• **EXTRACT**:
※
Thanks for verifying this! I'm a little surprised by the performance number that you got on EPYC. I got the following results on Ryzen 5900X:
For reciprocal throughput:

$ ./perf.sh logf
LIBC-location: /home/lnt/experiment/llvm/llvm-project/build/projects/libc/lib/libllvmlibc.a
GNU libc version: 2.35
GNU libc release: stable
-- CORE-MATH reciprocal throughput --
[####################] 100 %
Ntrial = 20 ; Min = 9.396 + 0.158 clc/call; Median-Min = 0.140 clc/call; Max = 10.384 clc/call;
-- System LIBC reciprocal throughput --
[####################] 100 %
Ntrial = 20 ; Min = 8.852 + 0.128 clc/call; Median-Min = 0.120 clc/call; Max = 9.382 clc/call;
-- LIBC reciprocal throughput --
[####################] 100 %
Ntrial = 20 ; Min = 8.767 + 0.253 clc/call; Median-Min = 0.191 clc/call; Max = 9.264 clc/call;

And for latency:

$ ./perf.sh logf --path2 --latency
LIBC-location: /home/lnt/experiment/llvm/llvm-project/build/projects/libc/lib/libllvmlibc.a
GNU libc version: 2.35
GNU libc release: stable
-- CORE-MATH reciprocal throughput --
[####################] 100 %
Ntrial = 20 ; Min = 36.244 + 0.893 clc/call; Median-Min = 1.115 clc/call; Max = 38.248 clc/call;
-- System LIBC reciprocal throughput --
[####################] 100 %
Ntrial = 20 ; Min = 29.517 + 0.647 clc/call; Median-Min = 0.851 clc/call; Max = 30.541 clc/call;
-- LIBC reciprocal throughput --
[####################] 100 %
Ntrial = 20 ; Min = 33.060 + 0.774 clc/call; Median-Min = 0.972 clc/call; Max = 35.069 clc/call;

It's possible that LLVM libc was built without FMA on your machine. But then it looks like a performance regression for non-FMA targets that I need to fix.

lntue updated this revision to Diff 512045.Apr 9 2023, 4:39 PM

Improve performance for non-FMA targets.
※
• **YOUR ASSIGNMENT**:
In the logf benchmark excerpt, what does the revision updated to Diff 512045 do?
※
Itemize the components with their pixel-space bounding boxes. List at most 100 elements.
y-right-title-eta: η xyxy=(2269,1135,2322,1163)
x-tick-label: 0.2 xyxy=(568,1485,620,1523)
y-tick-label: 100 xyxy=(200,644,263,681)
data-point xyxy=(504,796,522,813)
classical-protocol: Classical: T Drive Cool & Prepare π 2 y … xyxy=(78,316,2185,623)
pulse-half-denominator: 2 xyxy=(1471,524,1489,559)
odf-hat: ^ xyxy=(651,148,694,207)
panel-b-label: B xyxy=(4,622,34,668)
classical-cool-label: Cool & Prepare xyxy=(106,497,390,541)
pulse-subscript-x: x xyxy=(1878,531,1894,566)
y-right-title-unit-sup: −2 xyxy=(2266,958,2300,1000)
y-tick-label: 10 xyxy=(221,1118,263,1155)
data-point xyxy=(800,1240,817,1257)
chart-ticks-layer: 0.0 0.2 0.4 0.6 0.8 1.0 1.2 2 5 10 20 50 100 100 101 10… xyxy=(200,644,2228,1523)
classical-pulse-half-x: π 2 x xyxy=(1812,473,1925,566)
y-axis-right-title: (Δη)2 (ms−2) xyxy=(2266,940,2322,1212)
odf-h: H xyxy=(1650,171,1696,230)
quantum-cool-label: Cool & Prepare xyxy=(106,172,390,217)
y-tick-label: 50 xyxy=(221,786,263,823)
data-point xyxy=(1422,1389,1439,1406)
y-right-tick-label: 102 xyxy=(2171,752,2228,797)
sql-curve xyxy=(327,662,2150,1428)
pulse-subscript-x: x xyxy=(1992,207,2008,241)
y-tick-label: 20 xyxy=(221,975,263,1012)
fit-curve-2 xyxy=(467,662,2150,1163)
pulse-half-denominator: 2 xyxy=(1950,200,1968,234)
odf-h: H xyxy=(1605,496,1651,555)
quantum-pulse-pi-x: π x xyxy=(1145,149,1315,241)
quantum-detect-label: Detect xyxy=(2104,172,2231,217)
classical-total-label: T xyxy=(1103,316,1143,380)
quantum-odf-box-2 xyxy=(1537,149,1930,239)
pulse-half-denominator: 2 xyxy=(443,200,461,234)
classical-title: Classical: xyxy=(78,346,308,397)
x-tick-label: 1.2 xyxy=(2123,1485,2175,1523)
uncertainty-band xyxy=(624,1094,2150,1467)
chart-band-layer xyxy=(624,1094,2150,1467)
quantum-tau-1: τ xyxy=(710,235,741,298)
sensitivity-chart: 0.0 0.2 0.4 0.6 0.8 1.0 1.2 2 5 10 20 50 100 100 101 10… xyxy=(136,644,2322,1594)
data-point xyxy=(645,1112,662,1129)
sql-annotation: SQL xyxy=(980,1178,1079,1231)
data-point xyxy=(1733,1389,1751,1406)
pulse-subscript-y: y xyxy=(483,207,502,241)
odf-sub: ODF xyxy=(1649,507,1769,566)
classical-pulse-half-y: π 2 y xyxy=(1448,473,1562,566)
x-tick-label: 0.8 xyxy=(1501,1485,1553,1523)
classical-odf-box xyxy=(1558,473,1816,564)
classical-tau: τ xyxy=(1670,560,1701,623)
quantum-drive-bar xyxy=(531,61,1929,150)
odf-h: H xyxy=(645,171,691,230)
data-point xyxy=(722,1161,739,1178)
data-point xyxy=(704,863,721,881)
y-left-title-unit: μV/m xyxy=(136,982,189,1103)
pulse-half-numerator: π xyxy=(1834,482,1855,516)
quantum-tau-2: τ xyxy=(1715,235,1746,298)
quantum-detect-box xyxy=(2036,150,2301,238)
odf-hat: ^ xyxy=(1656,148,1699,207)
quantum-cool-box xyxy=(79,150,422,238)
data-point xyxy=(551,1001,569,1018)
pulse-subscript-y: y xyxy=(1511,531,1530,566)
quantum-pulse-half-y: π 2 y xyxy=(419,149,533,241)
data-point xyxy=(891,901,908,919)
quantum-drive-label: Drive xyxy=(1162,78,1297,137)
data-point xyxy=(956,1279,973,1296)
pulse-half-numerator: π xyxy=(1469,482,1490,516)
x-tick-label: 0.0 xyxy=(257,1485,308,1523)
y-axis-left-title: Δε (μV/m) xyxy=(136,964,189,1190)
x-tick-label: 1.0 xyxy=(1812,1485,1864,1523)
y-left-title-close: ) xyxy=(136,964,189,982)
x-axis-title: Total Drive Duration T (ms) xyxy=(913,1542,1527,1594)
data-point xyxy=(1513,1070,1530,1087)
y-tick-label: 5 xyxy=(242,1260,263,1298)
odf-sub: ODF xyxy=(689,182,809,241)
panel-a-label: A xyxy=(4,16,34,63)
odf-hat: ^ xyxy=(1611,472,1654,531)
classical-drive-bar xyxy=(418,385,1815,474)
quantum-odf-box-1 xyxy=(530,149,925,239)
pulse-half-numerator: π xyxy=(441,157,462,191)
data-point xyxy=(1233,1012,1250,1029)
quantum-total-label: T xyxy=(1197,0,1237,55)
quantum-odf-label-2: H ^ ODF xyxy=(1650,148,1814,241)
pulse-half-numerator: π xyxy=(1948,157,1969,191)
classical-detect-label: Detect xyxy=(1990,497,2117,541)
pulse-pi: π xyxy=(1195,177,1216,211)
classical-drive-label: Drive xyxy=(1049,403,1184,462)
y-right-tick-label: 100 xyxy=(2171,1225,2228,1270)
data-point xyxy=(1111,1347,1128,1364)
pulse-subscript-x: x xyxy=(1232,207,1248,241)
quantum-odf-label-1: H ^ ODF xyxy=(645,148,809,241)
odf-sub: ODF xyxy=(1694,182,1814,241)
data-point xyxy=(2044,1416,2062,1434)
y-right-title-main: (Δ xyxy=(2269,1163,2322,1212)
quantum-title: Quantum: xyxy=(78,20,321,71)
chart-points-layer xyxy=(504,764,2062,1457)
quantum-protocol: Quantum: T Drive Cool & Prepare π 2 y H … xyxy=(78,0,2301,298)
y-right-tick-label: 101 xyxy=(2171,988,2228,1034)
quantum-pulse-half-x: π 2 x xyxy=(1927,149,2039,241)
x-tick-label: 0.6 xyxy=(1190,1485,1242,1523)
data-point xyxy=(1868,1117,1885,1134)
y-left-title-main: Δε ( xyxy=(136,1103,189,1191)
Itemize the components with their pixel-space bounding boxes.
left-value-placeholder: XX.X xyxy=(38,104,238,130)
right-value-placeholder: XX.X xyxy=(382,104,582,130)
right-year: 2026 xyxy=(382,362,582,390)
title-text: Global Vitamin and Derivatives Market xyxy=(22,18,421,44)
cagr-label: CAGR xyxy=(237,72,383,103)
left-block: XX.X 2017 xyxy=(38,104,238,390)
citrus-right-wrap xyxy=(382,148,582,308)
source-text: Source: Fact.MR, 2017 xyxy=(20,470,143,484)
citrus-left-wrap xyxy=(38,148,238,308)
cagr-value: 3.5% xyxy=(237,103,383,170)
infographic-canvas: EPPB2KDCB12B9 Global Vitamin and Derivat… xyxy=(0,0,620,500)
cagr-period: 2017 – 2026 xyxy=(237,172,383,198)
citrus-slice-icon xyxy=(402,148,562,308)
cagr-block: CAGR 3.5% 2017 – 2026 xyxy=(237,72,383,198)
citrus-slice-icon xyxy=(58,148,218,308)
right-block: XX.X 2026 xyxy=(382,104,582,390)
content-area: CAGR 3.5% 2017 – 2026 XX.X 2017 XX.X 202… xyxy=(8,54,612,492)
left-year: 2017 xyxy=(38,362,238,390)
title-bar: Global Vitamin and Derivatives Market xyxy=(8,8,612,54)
※
• **EXERCISE OUTPUT**:
It improves performance for non-FMA targets.